>>>

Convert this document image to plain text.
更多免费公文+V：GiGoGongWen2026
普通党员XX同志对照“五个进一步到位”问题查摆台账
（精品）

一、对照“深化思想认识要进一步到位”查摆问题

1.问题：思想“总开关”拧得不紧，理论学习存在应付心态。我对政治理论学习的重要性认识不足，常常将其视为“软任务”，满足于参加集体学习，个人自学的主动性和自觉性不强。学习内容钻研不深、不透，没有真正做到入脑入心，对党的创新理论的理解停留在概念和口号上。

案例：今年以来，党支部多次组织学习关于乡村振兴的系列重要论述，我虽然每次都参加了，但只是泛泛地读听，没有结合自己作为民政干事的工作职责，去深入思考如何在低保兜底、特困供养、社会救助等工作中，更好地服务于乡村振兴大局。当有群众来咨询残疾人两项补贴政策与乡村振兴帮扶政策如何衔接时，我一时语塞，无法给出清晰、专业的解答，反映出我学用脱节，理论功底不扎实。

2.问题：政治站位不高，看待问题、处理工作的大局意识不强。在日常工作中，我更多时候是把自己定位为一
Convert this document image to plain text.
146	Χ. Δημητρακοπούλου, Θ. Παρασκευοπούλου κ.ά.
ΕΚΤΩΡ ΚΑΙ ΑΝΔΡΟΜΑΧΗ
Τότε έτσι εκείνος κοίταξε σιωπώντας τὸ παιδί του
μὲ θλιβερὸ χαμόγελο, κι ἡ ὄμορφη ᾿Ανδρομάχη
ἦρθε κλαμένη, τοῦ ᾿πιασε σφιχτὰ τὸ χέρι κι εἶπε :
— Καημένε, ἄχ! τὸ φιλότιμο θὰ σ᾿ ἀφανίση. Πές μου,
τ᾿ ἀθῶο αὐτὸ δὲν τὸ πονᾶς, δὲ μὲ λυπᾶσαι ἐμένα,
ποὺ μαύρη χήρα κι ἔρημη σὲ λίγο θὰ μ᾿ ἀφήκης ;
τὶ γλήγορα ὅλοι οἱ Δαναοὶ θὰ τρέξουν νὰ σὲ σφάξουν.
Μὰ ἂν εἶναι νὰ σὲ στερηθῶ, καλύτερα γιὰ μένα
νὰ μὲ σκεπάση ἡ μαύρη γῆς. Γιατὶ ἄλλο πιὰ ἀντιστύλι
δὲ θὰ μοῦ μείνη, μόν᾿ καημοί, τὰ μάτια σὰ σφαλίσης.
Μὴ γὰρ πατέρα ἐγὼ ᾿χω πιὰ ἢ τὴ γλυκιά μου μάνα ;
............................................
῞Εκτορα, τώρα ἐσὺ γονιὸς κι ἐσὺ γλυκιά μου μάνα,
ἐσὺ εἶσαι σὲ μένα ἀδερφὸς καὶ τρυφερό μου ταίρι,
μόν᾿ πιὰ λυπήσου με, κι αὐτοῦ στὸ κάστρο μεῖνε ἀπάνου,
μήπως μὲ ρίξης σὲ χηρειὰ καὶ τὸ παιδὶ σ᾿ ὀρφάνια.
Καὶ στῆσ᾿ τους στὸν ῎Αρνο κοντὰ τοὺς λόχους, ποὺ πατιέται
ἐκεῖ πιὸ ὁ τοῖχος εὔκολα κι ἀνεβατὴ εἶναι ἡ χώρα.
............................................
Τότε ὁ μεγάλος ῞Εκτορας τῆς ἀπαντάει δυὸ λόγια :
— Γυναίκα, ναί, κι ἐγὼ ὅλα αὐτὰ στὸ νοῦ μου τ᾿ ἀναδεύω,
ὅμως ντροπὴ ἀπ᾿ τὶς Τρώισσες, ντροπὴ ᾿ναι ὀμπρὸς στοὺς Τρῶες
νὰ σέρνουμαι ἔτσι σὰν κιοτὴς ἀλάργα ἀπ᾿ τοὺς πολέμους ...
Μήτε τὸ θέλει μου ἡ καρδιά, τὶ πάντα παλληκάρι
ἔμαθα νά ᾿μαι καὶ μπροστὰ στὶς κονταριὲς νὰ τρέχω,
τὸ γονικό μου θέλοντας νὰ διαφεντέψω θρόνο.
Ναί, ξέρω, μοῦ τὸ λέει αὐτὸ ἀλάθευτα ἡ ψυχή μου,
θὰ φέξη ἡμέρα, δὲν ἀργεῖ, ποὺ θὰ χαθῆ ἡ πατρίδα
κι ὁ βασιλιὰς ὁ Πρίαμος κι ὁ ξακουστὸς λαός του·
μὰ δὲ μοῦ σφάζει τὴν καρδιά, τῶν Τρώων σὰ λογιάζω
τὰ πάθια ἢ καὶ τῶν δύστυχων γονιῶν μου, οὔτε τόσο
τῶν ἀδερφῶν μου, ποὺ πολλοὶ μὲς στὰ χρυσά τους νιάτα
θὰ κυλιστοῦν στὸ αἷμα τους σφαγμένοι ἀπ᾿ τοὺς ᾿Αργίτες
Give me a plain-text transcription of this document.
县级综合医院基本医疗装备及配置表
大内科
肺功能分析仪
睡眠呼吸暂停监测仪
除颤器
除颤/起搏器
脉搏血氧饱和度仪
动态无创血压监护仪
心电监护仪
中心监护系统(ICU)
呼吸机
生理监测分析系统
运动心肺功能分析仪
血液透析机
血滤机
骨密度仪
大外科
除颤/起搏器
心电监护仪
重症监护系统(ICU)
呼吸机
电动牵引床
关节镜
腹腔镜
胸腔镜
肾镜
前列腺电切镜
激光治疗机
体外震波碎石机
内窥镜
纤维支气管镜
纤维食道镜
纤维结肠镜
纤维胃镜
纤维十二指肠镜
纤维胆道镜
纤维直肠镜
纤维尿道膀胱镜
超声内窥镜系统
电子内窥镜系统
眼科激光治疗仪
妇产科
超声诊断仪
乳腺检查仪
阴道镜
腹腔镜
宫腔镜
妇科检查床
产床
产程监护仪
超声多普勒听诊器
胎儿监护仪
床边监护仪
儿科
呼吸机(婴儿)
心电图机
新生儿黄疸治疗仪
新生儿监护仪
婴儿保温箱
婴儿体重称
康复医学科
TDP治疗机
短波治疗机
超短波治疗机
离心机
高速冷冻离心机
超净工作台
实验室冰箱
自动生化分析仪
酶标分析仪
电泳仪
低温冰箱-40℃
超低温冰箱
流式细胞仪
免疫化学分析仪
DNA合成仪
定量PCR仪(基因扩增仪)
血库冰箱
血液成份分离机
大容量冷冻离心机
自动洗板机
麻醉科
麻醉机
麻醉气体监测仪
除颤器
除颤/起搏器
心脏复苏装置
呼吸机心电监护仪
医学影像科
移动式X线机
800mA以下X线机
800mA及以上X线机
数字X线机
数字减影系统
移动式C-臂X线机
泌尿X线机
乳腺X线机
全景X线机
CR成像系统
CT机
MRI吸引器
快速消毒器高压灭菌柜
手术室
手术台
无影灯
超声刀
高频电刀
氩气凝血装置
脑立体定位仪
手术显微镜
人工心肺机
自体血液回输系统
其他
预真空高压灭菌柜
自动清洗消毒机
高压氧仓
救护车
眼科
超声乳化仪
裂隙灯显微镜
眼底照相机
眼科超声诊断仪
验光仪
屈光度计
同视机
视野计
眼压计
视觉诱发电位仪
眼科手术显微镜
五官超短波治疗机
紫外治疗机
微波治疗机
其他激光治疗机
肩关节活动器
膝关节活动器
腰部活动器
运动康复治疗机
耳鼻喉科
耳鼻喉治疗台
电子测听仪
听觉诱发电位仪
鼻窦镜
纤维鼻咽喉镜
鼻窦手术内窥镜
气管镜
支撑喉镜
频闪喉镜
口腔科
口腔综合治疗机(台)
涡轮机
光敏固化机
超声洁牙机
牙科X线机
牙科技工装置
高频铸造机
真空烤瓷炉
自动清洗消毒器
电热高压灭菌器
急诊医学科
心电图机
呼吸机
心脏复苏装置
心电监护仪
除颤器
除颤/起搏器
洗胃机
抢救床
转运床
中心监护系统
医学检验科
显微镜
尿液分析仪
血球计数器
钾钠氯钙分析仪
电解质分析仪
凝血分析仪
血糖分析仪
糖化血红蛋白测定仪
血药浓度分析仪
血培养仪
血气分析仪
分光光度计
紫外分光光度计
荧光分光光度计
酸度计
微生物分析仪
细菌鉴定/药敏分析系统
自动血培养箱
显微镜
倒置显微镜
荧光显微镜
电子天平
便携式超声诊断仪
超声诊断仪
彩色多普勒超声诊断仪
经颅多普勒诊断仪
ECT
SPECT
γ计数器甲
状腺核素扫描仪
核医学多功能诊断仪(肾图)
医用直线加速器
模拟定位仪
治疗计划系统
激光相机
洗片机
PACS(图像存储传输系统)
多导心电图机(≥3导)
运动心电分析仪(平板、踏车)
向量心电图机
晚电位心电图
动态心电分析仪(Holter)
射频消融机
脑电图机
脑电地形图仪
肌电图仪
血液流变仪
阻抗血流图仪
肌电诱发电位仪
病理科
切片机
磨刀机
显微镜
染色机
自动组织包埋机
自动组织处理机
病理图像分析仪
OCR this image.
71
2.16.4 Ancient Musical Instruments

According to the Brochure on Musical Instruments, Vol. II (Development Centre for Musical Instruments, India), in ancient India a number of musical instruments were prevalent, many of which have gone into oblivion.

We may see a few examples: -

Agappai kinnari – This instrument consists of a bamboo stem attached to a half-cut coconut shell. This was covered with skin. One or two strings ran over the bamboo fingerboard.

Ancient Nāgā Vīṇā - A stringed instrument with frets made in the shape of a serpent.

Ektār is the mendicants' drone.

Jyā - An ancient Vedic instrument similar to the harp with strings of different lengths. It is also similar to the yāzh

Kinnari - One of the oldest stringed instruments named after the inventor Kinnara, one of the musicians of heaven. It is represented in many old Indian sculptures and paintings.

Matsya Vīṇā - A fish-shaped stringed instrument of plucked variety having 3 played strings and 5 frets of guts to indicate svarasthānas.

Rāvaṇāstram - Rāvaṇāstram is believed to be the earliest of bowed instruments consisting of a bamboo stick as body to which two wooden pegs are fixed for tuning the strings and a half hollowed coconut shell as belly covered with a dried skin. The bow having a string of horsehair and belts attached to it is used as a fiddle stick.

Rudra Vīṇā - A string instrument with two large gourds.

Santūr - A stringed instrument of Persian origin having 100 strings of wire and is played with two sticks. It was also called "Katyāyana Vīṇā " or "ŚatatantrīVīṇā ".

<<<

Search the entries for the word "many" and gather every line where it appears.

COMPLETE OUTPUT ::
According to the Brochure on Musical Instruments, Vol. II (Development Centre for Musical Instruments, India), in ancient India a number of musical instruments were prevalent, many of which have gone into oblivion.
Kinnari - One of the oldest stringed instruments named after the inventor Kinnara, one of the musicians of heaven. It is represented in many old Indian sculptures and paintings.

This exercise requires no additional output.